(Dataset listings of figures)
<<<<

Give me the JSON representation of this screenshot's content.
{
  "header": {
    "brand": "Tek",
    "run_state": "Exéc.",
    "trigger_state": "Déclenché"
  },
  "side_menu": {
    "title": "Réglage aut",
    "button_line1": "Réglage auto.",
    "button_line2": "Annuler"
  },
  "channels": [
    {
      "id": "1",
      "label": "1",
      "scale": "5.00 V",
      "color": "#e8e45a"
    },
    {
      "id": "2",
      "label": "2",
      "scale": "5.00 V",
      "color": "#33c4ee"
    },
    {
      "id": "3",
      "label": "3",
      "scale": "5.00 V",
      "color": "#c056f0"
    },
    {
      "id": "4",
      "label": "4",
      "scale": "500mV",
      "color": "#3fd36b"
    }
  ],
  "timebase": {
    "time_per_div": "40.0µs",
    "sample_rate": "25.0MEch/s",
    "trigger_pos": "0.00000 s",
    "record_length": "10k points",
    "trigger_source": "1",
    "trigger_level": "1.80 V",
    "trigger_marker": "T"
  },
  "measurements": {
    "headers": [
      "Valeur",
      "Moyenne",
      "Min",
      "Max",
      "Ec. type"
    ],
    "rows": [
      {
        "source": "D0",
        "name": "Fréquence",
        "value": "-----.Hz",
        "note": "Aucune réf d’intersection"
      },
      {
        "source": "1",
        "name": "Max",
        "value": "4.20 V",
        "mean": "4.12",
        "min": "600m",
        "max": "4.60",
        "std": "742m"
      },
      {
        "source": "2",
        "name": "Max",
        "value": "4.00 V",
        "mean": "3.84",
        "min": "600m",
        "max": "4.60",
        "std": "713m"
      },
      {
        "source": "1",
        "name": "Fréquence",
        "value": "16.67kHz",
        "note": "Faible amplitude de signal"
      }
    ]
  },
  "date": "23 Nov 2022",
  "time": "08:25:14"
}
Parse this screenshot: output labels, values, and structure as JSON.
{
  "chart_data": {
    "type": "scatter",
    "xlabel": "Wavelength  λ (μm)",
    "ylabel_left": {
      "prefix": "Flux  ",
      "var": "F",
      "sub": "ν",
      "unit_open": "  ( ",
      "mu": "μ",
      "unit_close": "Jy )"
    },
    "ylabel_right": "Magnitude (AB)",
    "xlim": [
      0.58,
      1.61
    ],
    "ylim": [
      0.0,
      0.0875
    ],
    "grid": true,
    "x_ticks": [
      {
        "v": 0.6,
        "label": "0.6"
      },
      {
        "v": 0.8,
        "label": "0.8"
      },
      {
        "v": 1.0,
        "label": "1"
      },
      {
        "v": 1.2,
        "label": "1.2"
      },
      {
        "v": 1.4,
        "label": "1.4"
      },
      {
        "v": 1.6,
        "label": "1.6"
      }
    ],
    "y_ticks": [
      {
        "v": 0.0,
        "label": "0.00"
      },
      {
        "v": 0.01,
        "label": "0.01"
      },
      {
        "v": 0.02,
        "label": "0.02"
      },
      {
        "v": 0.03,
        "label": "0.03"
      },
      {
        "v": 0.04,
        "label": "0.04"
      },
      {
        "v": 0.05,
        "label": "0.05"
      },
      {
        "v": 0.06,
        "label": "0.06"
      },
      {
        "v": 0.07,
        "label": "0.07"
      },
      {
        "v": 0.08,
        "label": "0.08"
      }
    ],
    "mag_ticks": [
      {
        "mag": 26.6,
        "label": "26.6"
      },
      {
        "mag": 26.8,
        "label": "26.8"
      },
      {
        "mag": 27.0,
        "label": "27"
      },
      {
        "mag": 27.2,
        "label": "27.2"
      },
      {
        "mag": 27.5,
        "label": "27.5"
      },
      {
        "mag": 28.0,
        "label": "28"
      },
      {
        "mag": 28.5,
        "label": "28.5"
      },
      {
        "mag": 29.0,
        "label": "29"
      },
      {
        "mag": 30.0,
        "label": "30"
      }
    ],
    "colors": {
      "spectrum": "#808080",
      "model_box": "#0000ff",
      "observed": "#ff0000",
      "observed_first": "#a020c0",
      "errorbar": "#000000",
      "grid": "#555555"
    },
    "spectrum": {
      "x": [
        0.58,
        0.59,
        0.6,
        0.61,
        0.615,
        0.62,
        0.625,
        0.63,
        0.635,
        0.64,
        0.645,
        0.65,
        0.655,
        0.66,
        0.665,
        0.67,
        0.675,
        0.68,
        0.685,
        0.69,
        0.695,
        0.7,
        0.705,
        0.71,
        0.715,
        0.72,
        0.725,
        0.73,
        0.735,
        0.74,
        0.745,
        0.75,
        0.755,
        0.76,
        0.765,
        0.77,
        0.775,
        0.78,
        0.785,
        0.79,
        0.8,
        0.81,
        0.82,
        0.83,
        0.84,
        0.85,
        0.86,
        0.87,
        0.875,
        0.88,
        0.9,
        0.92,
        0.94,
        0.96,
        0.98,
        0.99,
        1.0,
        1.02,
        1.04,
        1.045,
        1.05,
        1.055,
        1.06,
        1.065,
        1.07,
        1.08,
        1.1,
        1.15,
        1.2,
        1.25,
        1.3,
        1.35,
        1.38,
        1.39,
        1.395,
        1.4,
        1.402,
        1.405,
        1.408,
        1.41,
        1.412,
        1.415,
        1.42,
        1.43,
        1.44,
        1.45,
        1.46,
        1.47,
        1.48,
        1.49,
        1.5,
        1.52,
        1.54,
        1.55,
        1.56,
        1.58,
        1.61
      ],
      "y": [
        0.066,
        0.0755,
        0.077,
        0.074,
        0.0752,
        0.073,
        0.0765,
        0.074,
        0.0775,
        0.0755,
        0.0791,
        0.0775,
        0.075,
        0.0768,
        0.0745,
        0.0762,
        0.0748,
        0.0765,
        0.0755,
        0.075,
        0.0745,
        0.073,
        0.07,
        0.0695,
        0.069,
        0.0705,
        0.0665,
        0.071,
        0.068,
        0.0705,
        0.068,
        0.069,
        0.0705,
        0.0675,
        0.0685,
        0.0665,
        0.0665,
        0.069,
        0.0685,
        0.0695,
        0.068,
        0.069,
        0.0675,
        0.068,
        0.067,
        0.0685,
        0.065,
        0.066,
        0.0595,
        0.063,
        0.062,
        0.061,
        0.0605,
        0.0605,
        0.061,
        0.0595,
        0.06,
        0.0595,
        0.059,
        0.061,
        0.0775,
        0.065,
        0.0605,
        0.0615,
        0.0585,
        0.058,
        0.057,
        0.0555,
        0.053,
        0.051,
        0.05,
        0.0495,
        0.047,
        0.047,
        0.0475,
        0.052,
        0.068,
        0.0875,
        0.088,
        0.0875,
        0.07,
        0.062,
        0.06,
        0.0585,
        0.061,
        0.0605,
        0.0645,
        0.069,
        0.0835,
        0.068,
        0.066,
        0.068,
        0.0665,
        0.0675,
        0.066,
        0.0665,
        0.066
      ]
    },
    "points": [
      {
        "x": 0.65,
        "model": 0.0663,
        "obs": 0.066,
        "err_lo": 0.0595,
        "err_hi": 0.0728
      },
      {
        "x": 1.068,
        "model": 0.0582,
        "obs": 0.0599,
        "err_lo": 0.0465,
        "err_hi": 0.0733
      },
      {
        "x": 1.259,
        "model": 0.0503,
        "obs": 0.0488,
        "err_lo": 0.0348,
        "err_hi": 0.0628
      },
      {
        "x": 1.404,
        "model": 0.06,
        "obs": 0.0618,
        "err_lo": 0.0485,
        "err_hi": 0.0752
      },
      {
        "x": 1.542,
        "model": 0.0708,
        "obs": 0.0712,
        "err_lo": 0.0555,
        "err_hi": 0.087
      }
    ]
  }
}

>>>>

Task brief
Faithfully copy every entry, leaving nothing out.

Result of this task
Give me the JSON representation of this screenshot's content.
{
  "header": {
    "brand": "Tek",
    "run_state": "Exéc.",
    "trigger_state": "Déclenché"
  },
  "side_menu": {
    "title": "Réglage aut",
    "button_line1": "Réglage auto.",
    "button_line2": "Annuler"
  },
  "channels": [
    {
      "id": "1",
      "label": "1",
      "scale": "5.00 V",
      "color": "#e8e45a"
    },
    {
      "id": "2",
      "label": "2",
      "scale": "5.00 V",
      "color": "#33c4ee"
    },
    {
      "id": "3",
      "label": "3",
      "scale": "5.00 V",
      "color": "#c056f0"
    },
    {
      "id": "4",
      "label": "4",
      "scale": "500mV",
      "color": "#3fd36b"
    }
  ],
  "timebase": {
    "time_per_div": "40.0µs",
    "sample_rate": "25.0MEch/s",
    "trigger_pos": "0.00000 s",
    "record_length": "10k points",
    "trigger_source": "1",
    "trigger_level": "1.80 V",
    "trigger_marker": "T"
  },
  "measurements": {
    "headers": [
      "Valeur",
      "Moyenne",
      "Min",
      "Max",
      "Ec. type"
    ],
    "rows": [
      {
        "source": "D0",
        "name": "Fréquence",
        "value": "-----.Hz",
        "note": "Aucune réf d’intersection"
      },
      {
        "source": "1",
        "name": "Max",
        "value": "4.20 V",
        "mean": "4.12",
        "min": "600m",
        "max": "4.60",
        "std": "742m"
      },
      {
        "source": "2",
        "name": "Max",
        "value": "4.00 V",
        "mean": "3.84",
        "min": "600m",
        "max": "4.60",
        "std": "713m"
      },
      {
        "source": "1",
        "name": "Fréquence",
        "value": "16.67kHz",
        "note": "Faible amplitude de signal"
      }
    ]
  },
  "date": "23 Nov 2022",
  "time": "08:25:14"
}
Parse this screenshot: output labels, values, and structure as JSON.
{
  "chart_data": {
    "type": "scatter",
    "xlabel": "Wavelength  λ (μm)",
    "ylabel_left": {
      "prefix": "Flux  ",
      "var": "F",
      "sub": "ν",
      "unit_open": "  ( ",
      "mu": "μ",
      "unit_close": "Jy )"
    },
    "ylabel_right": "Magnitude (AB)",
    "xlim": [
      0.58,
      1.61
    ],
    "ylim": [
      0.0,
      0.0875
    ],
    "grid": true,
    "x_ticks": [
      {
        "v": 0.6,
        "label": "0.6"
      },
      {
        "v": 0.8,
        "label": "0.8"
      },
      {
        "v": 1.0,
        "label": "1"
      },
      {
        "v": 1.2,
        "label": "1.2"
      },
      {
        "v": 1.4,
        "label": "1.4"
      },
      {
        "v": 1.6,
        "label": "1.6"
      }
    ],
    "y_ticks": [
      {
        "v": 0.0,
        "label": "0.00"
      },
      {
        "v": 0.01,
        "label": "0.01"
      },
      {
        "v": 0.02,
        "label": "0.02"
      },
      {
        "v": 0.03,
        "label": "0.03"
      },
      {
        "v": 0.04,
        "label": "0.04"
      },
      {
        "v": 0.05,
        "label": "0.05"
      },
      {
        "v": 0.06,
        "label": "0.06"
      },
      {
        "v": 0.07,
        "label": "0.07"
      },
      {
        "v": 0.08,
        "label": "0.08"
      }
    ],
    "mag_ticks": [
      {
        "mag": 26.6,
        "label": "26.6"
      },
      {
        "mag": 26.8,
        "label": "26.8"
      },
      {
        "mag": 27.0,
        "label": "27"
      },
      {
        "mag": 27.2,
        "label": "27.2"
      },
      {
        "mag": 27.5,
        "label": "27.5"
      },
      {
        "mag": 28.0,
        "label": "28"
      },
      {
        "mag": 28.5,
        "label": "28.5"
      },
      {
        "mag": 29.0,
        "label": "29"
      },
      {
        "mag": 30.0,
        "label": "30"
      }
    ],
    "colors": {
      "spectrum": "#808080",
      "model_box": "#0000ff",
      "observed": "#ff0000",
      "observed_first": "#a020c0",
      "errorbar": "#000000",
      "grid": "#555555"
    },
    "spectrum": {
      "x": [
        0.58,
        0.59,
        0.6,
        0.61,
        0.615,
        0.62,
        0.625,
        0.63,
        0.635,
        0.64,
        0.645,
        0.65,
        0.655,
        0.66,
        0.665,
        0.67,
        0.675,
        0.68,
        0.685,
        0.69,
        0.695,
        0.7,
        0.705,
        0.71,
        0.715,
        0.72,
        0.725,
        0.73,
        0.735,
        0.74,
        0.745,
        0.75,
        0.755,
        0.76,
        0.765,
        0.77,
        0.775,
        0.78,
        0.785,
        0.79,
        0.8,
        0.81,
        0.82,
        0.83,
        0.84,
        0.85,
        0.86,
        0.87,
        0.875,
        0.88,
        0.9,
        0.92,
        0.94,
        0.96,
        0.98,
        0.99,
        1.0,
        1.02,
        1.04,
        1.045,
        1.05,
        1.055,
        1.06,
        1.065,
        1.07,
        1.08,
        1.1,
        1.15,
        1.2,
        1.25,
        1.3,
        1.35,
        1.38,
        1.39,
        1.395,
        1.4,
        1.402,
        1.405,
        1.408,
        1.41,
        1.412,
        1.415,
        1.42,
        1.43,
        1.44,
        1.45,
        1.46,
        1.47,
        1.48,
        1.49,
        1.5,
        1.52,
        1.54,
        1.55,
        1.56,
        1.58,
        1.61
      ],
      "y": [
        0.066,
        0.0755,
        0.077,
        0.074,
        0.0752,
        0.073,
        0.0765,
        0.074,
        0.0775,
        0.0755,
        0.0791,
        0.0775,
        0.075,
        0.0768,
        0.0745,
        0.0762,
        0.0748,
        0.0765,
        0.0755,
        0.075,
        0.0745,
        0.073,
        0.07,
        0.0695,
        0.069,
        0.0705,
        0.0665,
        0.071,
        0.068,
        0.0705,
        0.068,
        0.069,
        0.0705,
        0.0675,
        0.0685,
        0.0665,
        0.0665,
        0.069,
        0.0685,
        0.0695,
        0.068,
        0.069,
        0.0675,
        0.068,
        0.067,
        0.0685,
        0.065,
        0.066,
        0.0595,
        0.063,
        0.062,
        0.061,
        0.0605,
        0.0605,
        0.061,
        0.0595,
        0.06,
        0.0595,
        0.059,
        0.061,
        0.0775,
        0.065,
        0.0605,
        0.0615,
        0.0585,
        0.058,
        0.057,
        0.0555,
        0.053,
        0.051,
        0.05,
        0.0495,
        0.047,
        0.047,
        0.0475,
        0.052,
        0.068,
        0.0875,
        0.088,
        0.0875,
        0.07,
        0.062,
        0.06,
        0.0585,
        0.061,
        0.0605,
        0.0645,
        0.069,
        0.0835,
        0.068,
        0.066,
        0.068,
        0.0665,
        0.0675,
        0.066,
        0.0665,
        0.066
      ]
    },
    "points": [
      {
        "x": 0.65,
        "model": 0.0663,
        "obs": 0.066,
        "err_lo": 0.0595,
        "err_hi": 0.0728
      },
      {
        "x": 1.068,
        "model": 0.0582,
        "obs": 0.0599,
        "err_lo": 0.0465,
        "err_hi": 0.0733
      },
      {
        "x": 1.259,
        "model": 0.0503,
        "obs": 0.0488,
        "err_lo": 0.0348,
        "err_hi": 0.0628
      },
      {
        "x": 1.404,
        "model": 0.06,
        "obs": 0.0618,
        "err_lo": 0.0485,
        "err_hi": 0.0752
      },
      {
        "x": 1.542,
        "model": 0.0708,
        "obs": 0.0712,
        "err_lo": 0.0555,
        "err_hi": 0.087
      }
    ]
  }
}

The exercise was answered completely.